§ **What you should do**
Give the data a second time, exactly and in full.

§ **Provided data**
[Start]
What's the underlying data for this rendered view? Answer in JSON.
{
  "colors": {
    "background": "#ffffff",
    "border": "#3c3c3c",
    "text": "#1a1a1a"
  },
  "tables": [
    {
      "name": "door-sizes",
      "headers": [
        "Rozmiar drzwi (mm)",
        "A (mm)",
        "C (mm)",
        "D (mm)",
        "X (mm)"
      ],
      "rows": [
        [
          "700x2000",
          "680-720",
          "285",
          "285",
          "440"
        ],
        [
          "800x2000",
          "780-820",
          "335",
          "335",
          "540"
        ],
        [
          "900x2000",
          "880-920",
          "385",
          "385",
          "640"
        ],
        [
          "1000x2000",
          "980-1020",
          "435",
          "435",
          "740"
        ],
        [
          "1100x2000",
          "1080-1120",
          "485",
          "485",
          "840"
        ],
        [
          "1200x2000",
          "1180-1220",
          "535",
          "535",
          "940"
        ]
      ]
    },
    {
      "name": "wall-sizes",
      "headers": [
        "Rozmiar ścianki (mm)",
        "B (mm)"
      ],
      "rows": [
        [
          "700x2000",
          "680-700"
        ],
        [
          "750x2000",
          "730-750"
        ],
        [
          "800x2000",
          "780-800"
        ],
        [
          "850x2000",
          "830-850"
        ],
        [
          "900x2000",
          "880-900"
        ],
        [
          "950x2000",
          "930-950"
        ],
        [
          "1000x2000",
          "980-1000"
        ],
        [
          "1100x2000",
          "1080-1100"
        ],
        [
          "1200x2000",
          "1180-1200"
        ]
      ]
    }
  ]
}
[End]
§ **Full response**
What's the underlying data for this rendered view? Answer in JSON.
{
  "colors": {
    "background": "#ffffff",
    "border": "#3c3c3c",
    "text": "#1a1a1a"
  },
  "tables": [
    {
      "name": "door-sizes",
      "headers": [
        "Rozmiar drzwi (mm)",
        "A (mm)",
        "C (mm)",
        "D (mm)",
        "X (mm)"
      ],
      "rows": [
        [
          "700x2000",
          "680-720",
          "285",
          "285",
          "440"
        ],
        [
          "800x2000",
          "780-820",
          "335",
          "335",
          "540"
        ],
        [
          "900x2000",
          "880-920",
          "385",
          "385",
          "640"
        ],
        [
          "1000x2000",
          "980-1020",
          "435",
          "435",
          "740"
        ],
        [
          "1100x2000",
          "1080-1120",
          "485",
          "485",
          "840"
        ],
        [
          "1200x2000",
          "1180-1220",
          "535",
          "535",
          "940"
        ]
      ]
    },
    {
      "name": "wall-sizes",
      "headers": [
        "Rozmiar ścianki (mm)",
        "B (mm)"
      ],
      "rows": [
        [
          "700x2000",
          "680-700"
        ],
        [
          "750x2000",
          "730-750"
        ],
        [
          "800x2000",
          "780-800"
        ],
        [
          "850x2000",
          "830-850"
        ],
        [
          "900x2000",
          "880-900"
        ],
        [
          "950x2000",
          "930-950"
        ],
        [
          "1000x2000",
          "980-1000"
        ],
        [
          "1100x2000",
          "1080-1100"
        ],
        [
          "1200x2000",
          "1180-1200"
        ]
      ]
    }
  ]
}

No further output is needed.